- INSTRUCTIONS TO FOLLOW
Look over the entries that follow and work out how many lines contain "Memory". State the number only.

= = = =

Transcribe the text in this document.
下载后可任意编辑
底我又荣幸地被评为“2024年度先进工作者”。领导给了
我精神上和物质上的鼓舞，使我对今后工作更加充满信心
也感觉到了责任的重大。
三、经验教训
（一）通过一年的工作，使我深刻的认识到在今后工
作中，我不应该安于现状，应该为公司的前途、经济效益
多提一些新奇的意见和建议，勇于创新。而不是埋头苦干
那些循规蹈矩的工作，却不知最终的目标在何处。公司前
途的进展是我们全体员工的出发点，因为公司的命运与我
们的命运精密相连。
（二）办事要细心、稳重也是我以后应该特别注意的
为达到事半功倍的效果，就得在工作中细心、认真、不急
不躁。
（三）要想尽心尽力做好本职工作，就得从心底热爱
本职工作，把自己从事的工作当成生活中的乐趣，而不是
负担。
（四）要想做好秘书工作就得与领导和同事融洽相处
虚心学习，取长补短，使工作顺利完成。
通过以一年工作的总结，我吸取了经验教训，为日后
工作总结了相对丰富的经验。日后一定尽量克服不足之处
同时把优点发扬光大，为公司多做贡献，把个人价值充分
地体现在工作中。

= = = =

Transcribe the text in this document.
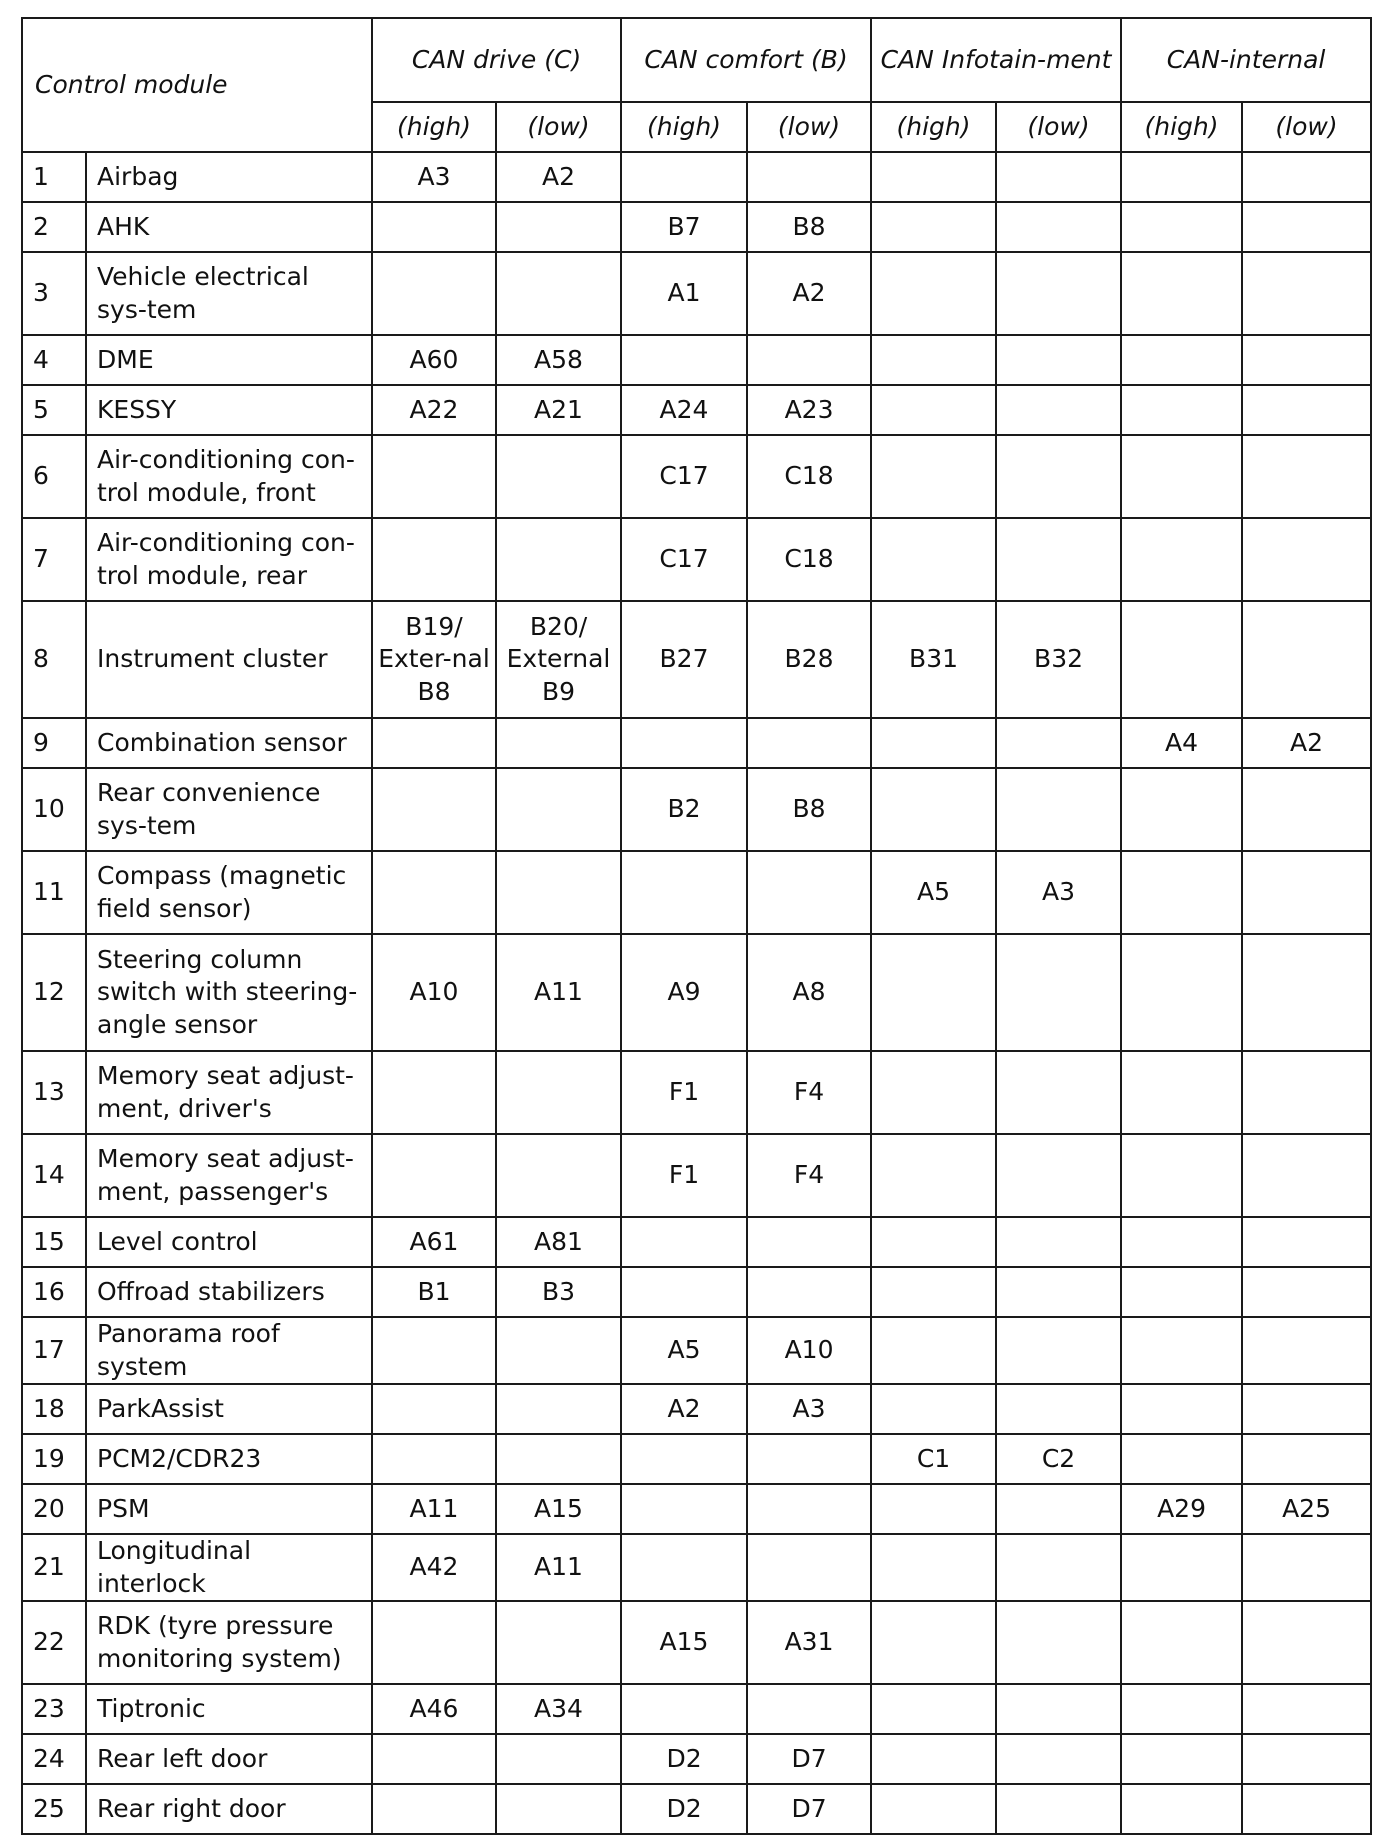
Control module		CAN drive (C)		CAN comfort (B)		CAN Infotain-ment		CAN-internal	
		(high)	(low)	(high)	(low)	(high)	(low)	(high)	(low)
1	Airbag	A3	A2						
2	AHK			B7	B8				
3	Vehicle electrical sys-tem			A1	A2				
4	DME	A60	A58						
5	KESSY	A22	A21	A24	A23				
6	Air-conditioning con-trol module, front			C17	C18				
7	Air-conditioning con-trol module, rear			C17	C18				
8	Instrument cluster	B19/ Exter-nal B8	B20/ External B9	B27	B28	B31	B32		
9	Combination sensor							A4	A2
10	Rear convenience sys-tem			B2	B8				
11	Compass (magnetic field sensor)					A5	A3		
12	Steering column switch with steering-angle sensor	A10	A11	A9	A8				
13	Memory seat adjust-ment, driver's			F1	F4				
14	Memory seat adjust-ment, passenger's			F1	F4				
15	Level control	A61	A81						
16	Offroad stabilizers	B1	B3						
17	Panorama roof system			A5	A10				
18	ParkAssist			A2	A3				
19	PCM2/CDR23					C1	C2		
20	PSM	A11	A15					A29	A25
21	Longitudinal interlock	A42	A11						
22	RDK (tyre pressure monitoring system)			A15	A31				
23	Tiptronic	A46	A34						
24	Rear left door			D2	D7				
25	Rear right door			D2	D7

= = = =

- RESULT OF THE EXERCISE
2